● REQUIRED WORK
Restate the listing that follows word for word, without its pictures.

● INPUT FOR THIS TASK
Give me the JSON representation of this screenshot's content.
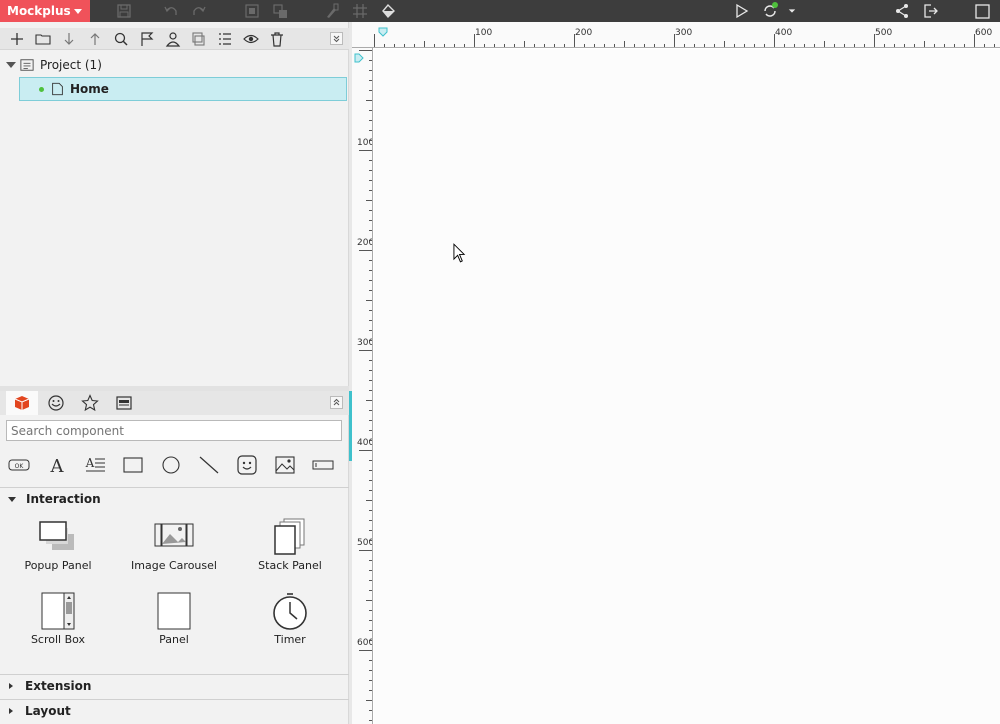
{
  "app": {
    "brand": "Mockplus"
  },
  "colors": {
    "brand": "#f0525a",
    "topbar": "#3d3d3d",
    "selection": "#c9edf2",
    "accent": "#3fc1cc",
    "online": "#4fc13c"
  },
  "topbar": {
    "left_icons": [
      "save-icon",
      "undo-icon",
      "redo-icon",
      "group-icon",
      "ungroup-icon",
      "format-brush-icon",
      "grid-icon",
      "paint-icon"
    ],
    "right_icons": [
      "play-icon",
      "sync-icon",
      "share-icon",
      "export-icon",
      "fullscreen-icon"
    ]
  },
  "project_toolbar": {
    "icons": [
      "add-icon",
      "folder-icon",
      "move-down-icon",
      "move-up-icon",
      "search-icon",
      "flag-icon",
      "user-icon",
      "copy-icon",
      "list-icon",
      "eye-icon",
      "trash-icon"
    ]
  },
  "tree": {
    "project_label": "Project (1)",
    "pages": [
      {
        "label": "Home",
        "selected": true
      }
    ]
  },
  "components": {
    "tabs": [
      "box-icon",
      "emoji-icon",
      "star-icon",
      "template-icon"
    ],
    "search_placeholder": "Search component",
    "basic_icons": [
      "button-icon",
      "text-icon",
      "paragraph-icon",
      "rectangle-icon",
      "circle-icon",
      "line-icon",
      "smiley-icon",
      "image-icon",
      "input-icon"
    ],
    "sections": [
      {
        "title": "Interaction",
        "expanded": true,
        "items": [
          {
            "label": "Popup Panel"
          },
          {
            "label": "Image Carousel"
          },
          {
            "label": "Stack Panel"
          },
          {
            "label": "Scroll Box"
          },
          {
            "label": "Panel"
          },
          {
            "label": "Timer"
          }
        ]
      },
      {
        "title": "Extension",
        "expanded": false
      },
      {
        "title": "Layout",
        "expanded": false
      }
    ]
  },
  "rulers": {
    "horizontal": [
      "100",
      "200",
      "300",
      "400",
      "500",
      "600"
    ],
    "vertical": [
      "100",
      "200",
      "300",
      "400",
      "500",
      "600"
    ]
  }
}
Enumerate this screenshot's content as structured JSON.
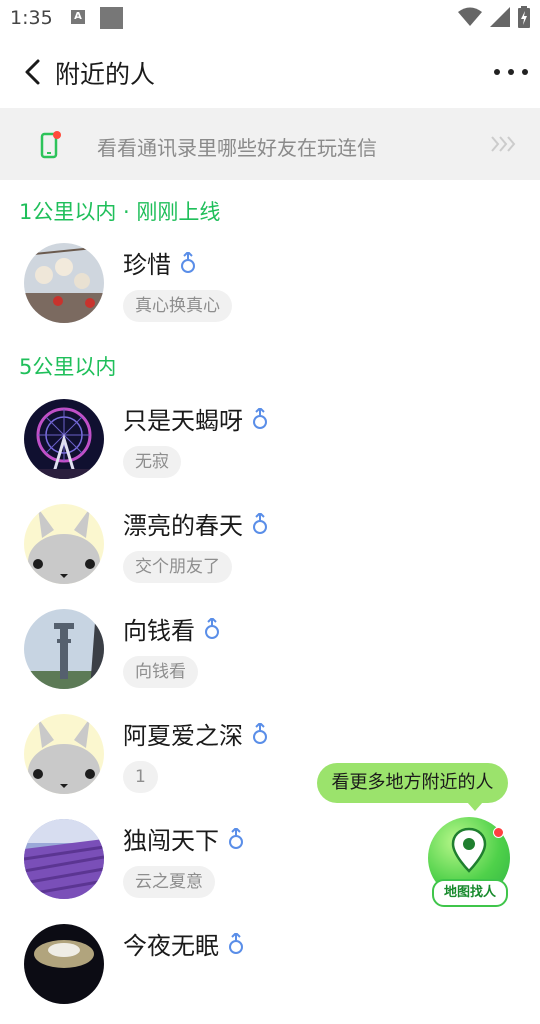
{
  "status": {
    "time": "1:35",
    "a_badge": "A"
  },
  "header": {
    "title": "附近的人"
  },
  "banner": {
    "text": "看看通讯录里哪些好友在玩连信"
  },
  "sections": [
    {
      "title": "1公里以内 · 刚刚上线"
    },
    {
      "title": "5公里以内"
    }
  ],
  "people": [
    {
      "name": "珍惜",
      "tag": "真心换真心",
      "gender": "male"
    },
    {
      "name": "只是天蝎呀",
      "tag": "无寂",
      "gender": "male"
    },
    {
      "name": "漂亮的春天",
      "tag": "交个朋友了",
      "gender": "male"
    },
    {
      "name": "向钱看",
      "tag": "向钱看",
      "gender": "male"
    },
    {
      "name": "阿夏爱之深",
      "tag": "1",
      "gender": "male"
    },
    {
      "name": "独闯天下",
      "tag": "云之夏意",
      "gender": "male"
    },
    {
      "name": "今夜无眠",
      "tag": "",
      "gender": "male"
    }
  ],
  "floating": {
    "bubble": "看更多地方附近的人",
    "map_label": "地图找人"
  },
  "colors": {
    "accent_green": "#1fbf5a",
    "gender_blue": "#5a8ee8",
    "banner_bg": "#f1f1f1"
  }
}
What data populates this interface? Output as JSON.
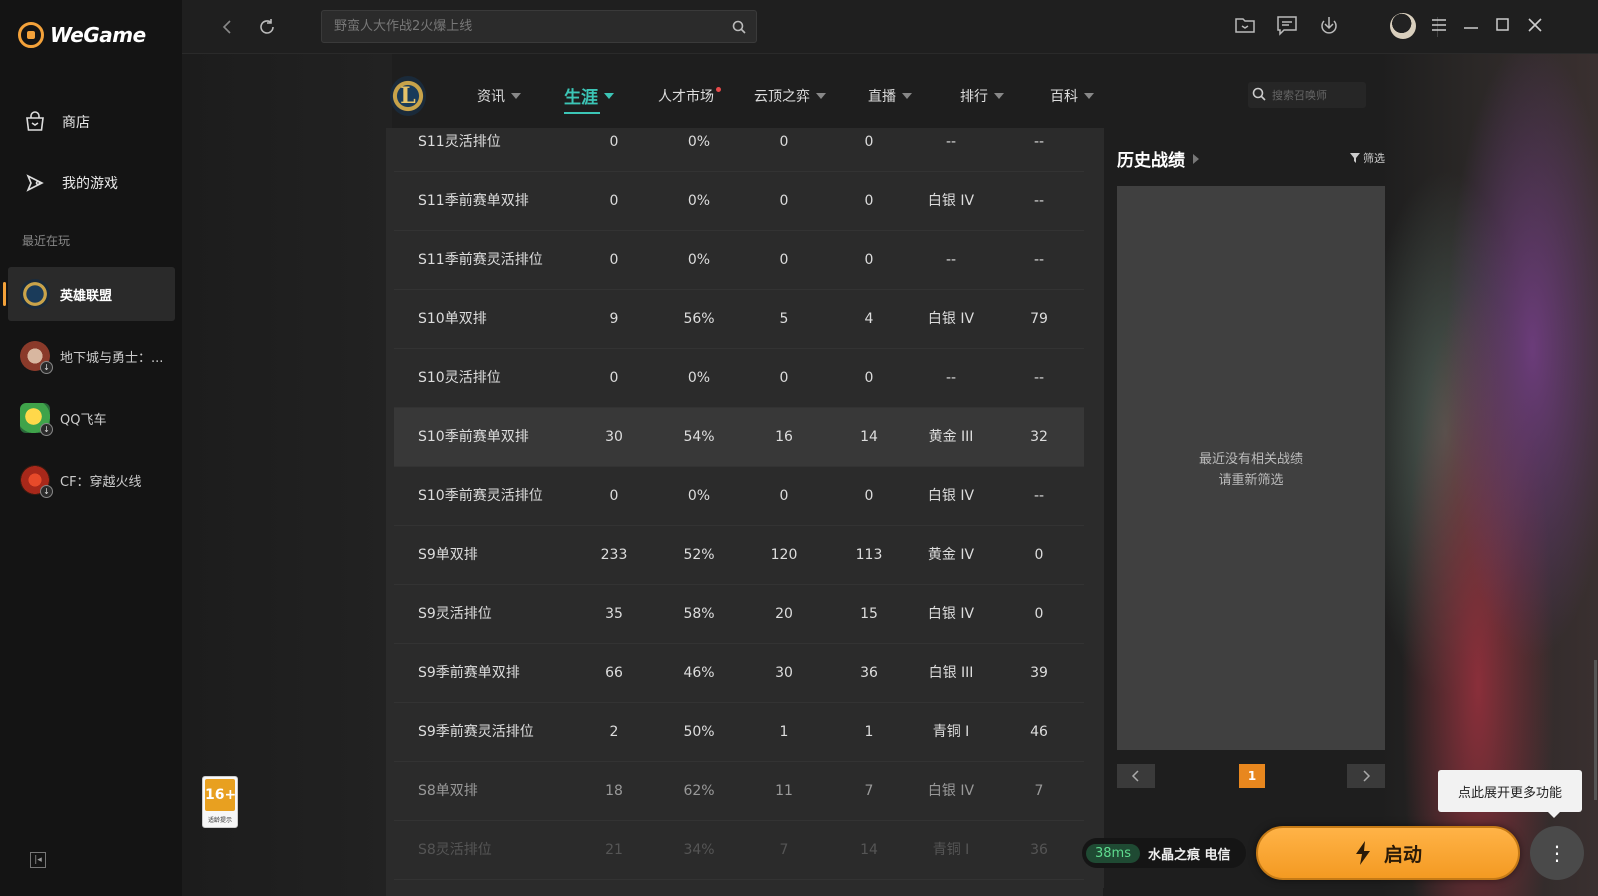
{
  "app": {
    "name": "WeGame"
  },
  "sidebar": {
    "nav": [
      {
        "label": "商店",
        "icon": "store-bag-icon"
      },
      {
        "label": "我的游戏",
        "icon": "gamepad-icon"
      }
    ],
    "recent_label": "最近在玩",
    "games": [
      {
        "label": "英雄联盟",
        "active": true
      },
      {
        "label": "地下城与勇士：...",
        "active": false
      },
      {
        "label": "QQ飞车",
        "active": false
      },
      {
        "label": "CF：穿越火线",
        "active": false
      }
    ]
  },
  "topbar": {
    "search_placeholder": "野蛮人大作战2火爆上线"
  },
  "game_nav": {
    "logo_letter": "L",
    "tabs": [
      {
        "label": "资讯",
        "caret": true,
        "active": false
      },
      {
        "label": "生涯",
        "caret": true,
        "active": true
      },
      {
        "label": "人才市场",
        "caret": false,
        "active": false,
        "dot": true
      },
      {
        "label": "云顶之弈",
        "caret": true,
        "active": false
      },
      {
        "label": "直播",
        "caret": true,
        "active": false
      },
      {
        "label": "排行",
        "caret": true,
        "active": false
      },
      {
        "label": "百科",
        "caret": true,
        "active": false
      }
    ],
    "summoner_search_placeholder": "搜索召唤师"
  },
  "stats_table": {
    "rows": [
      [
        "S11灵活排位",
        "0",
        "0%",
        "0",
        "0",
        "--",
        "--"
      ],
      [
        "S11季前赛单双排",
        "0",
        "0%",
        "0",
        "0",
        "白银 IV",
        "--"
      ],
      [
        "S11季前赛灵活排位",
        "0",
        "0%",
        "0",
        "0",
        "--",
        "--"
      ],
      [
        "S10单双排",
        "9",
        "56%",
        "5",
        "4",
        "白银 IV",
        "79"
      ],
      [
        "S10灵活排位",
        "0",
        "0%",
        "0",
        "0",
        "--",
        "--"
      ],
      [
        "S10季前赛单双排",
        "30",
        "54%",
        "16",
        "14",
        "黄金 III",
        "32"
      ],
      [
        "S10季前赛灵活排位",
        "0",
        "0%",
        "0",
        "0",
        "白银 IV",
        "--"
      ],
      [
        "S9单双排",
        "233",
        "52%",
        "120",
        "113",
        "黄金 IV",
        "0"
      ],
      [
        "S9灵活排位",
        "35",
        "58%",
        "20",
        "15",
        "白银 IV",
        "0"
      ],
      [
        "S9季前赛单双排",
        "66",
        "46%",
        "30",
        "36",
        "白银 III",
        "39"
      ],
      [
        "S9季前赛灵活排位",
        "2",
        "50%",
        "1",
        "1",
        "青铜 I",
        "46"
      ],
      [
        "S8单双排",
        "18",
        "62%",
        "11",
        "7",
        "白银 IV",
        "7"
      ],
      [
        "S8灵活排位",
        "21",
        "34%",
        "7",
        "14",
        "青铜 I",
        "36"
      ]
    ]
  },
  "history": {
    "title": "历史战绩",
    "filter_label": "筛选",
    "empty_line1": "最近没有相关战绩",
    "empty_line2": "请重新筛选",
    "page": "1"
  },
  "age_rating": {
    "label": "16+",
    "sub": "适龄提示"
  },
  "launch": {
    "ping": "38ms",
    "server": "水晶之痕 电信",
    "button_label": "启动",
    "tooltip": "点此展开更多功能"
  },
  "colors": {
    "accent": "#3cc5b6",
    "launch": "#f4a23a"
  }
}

● TASK SOLUTION
Give me the JSON representation of this screenshot's content.
{
  "app": {
    "brand": "Mockplus"
  },
  "colors": {
    "brand": "#f0525a",
    "topbar": "#3d3d3d",
    "selection": "#c9edf2",
    "accent": "#3fc1cc",
    "online": "#4fc13c"
  },
  "topbar": {
    "left_icons": [
      "save-icon",
      "undo-icon",
      "redo-icon",
      "group-icon",
      "ungroup-icon",
      "format-brush-icon",
      "grid-icon",
      "paint-icon"
    ],
    "right_icons": [
      "play-icon",
      "sync-icon",
      "share-icon",
      "export-icon",
      "fullscreen-icon"
    ]
  },
  "project_toolbar": {
    "icons": [
      "add-icon",
      "folder-icon",
      "move-down-icon",
      "move-up-icon",
      "search-icon",
      "flag-icon",
      "user-icon",
      "copy-icon",
      "list-icon",
      "eye-icon",
      "trash-icon"
    ]
  },
  "tree": {
    "project_label": "Project (1)",
    "pages": [
      {
        "label": "Home",
        "selected": true
      }
    ]
  },
  "components": {
    "tabs": [
      "box-icon",
      "emoji-icon",
      "star-icon",
      "template-icon"
    ],
    "search_placeholder": "Search component",
    "basic_icons": [
      "button-icon",
      "text-icon",
      "paragraph-icon",
      "rectangle-icon",
      "circle-icon",
      "line-icon",
      "smiley-icon",
      "image-icon",
      "input-icon"
    ],
    "sections": [
      {
        "title": "Interaction",
        "expanded": true,
        "items": [
          {
            "label": "Popup Panel"
          },
          {
            "label": "Image Carousel"
          },
          {
            "label": "Stack Panel"
          },
          {
            "label": "Scroll Box"
          },
          {
            "label": "Panel"
          },
          {
            "label": "Timer"
          }
        ]
      },
      {
        "title": "Extension",
        "expanded": false
      },
      {
        "title": "Layout",
        "expanded": false
      }
    ]
  },
  "rulers": {
    "horizontal": [
      "100",
      "200",
      "300",
      "400",
      "500",
      "600"
    ],
    "vertical": [
      "100",
      "200",
      "300",
      "400",
      "500",
      "600"
    ]
  }
}
Enumerate this screenshot's content as structured JSON.
{
  "status": {
    "time": "1:35",
    "a_badge": "A"
  },
  "header": {
    "title": "附近的人"
  },
  "banner": {
    "text": "看看通讯录里哪些好友在玩连信"
  },
  "sections": [
    {
      "title": "1公里以内 · 刚刚上线"
    },
    {
      "title": "5公里以内"
    }
  ],
  "people": [
    {
      "name": "珍惜",
      "tag": "真心换真心",
      "gender": "male"
    },
    {
      "name": "只是天蝎呀",
      "tag": "无寂",
      "gender": "male"
    },
    {
      "name": "漂亮的春天",
      "tag": "交个朋友了",
      "gender": "male"
    },
    {
      "name": "向钱看",
      "tag": "向钱看",
      "gender": "male"
    },
    {
      "name": "阿夏爱之深",
      "tag": "1",
      "gender": "male"
    },
    {
      "name": "独闯天下",
      "tag": "云之夏意",
      "gender": "male"
    },
    {
      "name": "今夜无眠",
      "tag": "",
      "gender": "male"
    }
  ],
  "floating": {
    "bubble": "看更多地方附近的人",
    "map_label": "地图找人"
  },
  "colors": {
    "accent_green": "#1fbf5a",
    "gender_blue": "#5a8ee8",
    "banner_bg": "#f1f1f1"
  }
}
What data populates this interface? Output as JSON.
{
  "app": {
    "name": "WeGame"
  },
  "sidebar": {
    "nav": [
      {
        "label": "商店",
        "icon": "store-bag-icon"
      },
      {
        "label": "我的游戏",
        "icon": "gamepad-icon"
      }
    ],
    "recent_label": "最近在玩",
    "games": [
      {
        "label": "英雄联盟",
        "active": true
      },
      {
        "label": "地下城与勇士：...",
        "active": false
      },
      {
        "label": "QQ飞车",
        "active": false
      },
      {
        "label": "CF：穿越火线",
        "active": false
      }
    ]
  },
  "topbar": {
    "search_placeholder": "野蛮人大作战2火爆上线"
  },
  "game_nav": {
    "logo_letter": "L",
    "tabs": [
      {
        "label": "资讯",
        "caret": true,
        "active": false
      },
      {
        "label": "生涯",
        "caret": true,
        "active": true
      },
      {
        "label": "人才市场",
        "caret": false,
        "active": false,
        "dot": true
      },
      {
        "label": "云顶之弈",
        "caret": true,
        "active": false
      },
      {
        "label": "直播",
        "caret": true,
        "active": false
      },
      {
        "label": "排行",
        "caret": true,
        "active": false
      },
      {
        "label": "百科",
        "caret": true,
        "active": false
      }
    ],
    "summoner_search_placeholder": "搜索召唤师"
  },
  "stats_table": {
    "rows": [
      [
        "S11灵活排位",
        "0",
        "0%",
        "0",
        "0",
        "--",
        "--"
      ],
      [
        "S11季前赛单双排",
        "0",
        "0%",
        "0",
        "0",
        "白银 IV",
        "--"
      ],
      [
        "S11季前赛灵活排位",
        "0",
        "0%",
        "0",
        "0",
        "--",
        "--"
      ],
      [
        "S10单双排",
        "9",
        "56%",
        "5",
        "4",
        "白银 IV",
        "79"
      ],
      [
        "S10灵活排位",
        "0",
        "0%",
        "0",
        "0",
        "--",
        "--"
      ],
      [
        "S10季前赛单双排",
        "30",
        "54%",
        "16",
        "14",
        "黄金 III",
        "32"
      ],
      [
        "S10季前赛灵活排位",
        "0",
        "0%",
        "0",
        "0",
        "白银 IV",
        "--"
      ],
      [
        "S9单双排",
        "233",
        "52%",
        "120",
        "113",
        "黄金 IV",
        "0"
      ],
      [
        "S9灵活排位",
        "35",
        "58%",
        "20",
        "15",
        "白银 IV",
        "0"
      ],
      [
        "S9季前赛单双排",
        "66",
        "46%",
        "30",
        "36",
        "白银 III",
        "39"
      ],
      [
        "S9季前赛灵活排位",
        "2",
        "50%",
        "1",
        "1",
        "青铜 I",
        "46"
      ],
      [
        "S8单双排",
        "18",
        "62%",
        "11",
        "7",
        "白银 IV",
        "7"
      ],
      [
        "S8灵活排位",
        "21",
        "34%",
        "7",
        "14",
        "青铜 I",
        "36"
      ]
    ]
  },
  "history": {
    "title": "历史战绩",
    "filter_label": "筛选",
    "empty_line1": "最近没有相关战绩",
    "empty_line2": "请重新筛选",
    "page": "1"
  },
  "age_rating": {
    "label": "16+",
    "sub": "适龄提示"
  },
  "launch": {
    "ping": "38ms",
    "server": "水晶之痕 电信",
    "button_label": "启动",
    "tooltip": "点此展开更多功能"
  },
  "colors": {
    "accent": "#3cc5b6",
    "launch": "#f4a23a"
  }
}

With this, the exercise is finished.